» RECORDS FOR THE EXERCISE:

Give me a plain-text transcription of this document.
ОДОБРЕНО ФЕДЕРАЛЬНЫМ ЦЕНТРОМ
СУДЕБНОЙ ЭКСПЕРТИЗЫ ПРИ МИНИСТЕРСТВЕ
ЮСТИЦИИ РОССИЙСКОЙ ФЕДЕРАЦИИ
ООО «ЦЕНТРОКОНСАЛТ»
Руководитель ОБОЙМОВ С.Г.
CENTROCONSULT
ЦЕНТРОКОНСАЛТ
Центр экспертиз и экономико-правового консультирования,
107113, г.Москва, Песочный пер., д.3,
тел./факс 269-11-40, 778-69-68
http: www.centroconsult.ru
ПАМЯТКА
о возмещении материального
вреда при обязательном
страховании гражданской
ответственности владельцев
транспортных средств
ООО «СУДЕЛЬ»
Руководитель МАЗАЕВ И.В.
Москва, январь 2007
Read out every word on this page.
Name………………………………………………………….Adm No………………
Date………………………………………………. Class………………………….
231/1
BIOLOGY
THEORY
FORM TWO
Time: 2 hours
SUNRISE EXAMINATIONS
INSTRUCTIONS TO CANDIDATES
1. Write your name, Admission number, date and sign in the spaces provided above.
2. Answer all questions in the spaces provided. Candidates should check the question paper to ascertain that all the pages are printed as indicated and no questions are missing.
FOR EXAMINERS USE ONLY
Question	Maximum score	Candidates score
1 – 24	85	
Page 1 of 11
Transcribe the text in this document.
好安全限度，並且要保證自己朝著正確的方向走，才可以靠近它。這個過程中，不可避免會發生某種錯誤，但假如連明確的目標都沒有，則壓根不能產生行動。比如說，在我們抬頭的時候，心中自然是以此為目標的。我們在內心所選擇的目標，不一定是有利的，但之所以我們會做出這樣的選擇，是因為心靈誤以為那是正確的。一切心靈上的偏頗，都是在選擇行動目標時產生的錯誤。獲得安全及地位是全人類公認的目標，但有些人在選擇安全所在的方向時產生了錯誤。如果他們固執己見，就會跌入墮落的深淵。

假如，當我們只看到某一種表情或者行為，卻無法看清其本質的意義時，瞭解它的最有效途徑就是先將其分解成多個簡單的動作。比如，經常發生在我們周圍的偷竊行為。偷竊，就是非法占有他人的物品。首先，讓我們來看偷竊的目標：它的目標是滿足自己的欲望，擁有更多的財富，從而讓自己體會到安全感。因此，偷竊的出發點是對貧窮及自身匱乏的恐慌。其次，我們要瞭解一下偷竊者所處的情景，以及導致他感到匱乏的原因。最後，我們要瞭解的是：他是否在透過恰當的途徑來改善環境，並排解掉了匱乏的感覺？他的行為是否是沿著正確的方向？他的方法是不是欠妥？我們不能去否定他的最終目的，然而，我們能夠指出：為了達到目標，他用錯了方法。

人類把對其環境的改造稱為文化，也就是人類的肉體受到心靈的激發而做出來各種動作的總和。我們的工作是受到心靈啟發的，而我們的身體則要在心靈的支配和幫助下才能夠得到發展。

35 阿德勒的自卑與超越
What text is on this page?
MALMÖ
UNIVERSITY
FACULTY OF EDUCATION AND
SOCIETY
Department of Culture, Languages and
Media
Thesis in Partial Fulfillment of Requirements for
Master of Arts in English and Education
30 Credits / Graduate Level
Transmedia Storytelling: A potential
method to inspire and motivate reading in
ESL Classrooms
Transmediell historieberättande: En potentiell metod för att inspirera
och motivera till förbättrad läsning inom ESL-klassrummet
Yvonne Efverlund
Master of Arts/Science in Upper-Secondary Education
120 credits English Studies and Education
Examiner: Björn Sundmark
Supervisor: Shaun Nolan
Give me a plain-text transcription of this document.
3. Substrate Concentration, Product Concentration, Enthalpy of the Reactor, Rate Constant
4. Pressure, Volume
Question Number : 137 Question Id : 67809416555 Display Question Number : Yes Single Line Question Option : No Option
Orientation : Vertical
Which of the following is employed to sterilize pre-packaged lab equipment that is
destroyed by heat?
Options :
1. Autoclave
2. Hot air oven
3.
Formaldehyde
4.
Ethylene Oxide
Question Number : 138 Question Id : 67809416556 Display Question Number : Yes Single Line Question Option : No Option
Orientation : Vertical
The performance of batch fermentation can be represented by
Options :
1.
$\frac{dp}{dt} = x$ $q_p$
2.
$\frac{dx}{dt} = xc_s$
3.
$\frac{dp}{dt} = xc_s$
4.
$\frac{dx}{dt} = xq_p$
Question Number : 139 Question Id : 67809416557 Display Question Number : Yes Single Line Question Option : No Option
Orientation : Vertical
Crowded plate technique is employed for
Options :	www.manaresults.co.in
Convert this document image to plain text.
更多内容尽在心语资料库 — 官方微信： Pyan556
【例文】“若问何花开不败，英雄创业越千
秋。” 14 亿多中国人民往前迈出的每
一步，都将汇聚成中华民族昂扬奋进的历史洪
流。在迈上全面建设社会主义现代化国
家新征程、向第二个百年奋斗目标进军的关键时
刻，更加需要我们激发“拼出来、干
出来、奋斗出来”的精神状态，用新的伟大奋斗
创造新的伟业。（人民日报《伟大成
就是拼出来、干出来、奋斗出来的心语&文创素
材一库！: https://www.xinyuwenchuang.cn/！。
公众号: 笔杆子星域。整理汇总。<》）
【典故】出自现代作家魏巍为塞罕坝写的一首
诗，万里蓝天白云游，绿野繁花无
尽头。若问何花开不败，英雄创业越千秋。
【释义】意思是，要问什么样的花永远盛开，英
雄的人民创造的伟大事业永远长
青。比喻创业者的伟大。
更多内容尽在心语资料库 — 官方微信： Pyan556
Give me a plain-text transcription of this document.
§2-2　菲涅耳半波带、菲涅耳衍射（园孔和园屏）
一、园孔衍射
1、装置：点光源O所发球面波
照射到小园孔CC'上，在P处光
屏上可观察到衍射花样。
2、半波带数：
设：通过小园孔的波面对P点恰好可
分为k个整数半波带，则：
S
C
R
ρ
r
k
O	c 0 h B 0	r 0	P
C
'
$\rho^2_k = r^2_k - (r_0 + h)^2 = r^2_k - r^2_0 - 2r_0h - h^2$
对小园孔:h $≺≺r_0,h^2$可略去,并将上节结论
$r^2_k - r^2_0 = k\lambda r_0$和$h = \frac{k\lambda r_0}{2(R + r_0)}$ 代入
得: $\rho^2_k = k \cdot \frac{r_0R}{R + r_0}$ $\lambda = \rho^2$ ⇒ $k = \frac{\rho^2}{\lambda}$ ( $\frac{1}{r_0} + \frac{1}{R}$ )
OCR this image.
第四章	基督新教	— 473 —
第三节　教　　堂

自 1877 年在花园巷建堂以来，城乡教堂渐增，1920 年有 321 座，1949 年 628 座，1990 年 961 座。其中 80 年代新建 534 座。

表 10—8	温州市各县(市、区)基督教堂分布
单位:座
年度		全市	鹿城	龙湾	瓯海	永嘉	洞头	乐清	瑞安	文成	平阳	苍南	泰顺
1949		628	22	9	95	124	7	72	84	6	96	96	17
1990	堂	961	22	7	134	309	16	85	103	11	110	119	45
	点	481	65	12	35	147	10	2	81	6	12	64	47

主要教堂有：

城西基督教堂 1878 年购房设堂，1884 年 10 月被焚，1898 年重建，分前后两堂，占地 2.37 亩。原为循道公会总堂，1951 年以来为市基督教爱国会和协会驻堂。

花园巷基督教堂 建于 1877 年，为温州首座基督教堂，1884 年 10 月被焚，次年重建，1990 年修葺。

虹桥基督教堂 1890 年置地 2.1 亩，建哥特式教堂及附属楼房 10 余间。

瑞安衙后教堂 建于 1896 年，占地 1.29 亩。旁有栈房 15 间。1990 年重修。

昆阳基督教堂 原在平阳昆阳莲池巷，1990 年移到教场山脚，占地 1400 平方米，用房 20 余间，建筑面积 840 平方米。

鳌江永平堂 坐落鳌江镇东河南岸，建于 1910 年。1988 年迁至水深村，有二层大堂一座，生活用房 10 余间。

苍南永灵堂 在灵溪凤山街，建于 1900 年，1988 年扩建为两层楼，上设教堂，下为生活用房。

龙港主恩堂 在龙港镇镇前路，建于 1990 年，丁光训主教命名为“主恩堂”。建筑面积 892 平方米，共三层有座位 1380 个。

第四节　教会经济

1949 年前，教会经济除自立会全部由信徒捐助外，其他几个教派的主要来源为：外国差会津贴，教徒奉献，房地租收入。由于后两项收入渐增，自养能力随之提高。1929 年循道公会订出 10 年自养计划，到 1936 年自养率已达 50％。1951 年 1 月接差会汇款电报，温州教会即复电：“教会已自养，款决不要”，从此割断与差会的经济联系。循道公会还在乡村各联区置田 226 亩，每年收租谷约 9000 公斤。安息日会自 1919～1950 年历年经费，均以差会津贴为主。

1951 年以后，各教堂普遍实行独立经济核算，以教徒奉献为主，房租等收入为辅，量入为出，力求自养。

» TASK STATEMENT:
Find the word "Arts" in the material, then list each line that holds it.

» RESULT OF THIS TASK:
Master of Arts in English and Education
Master of Arts/Science in Upper-Secondary Education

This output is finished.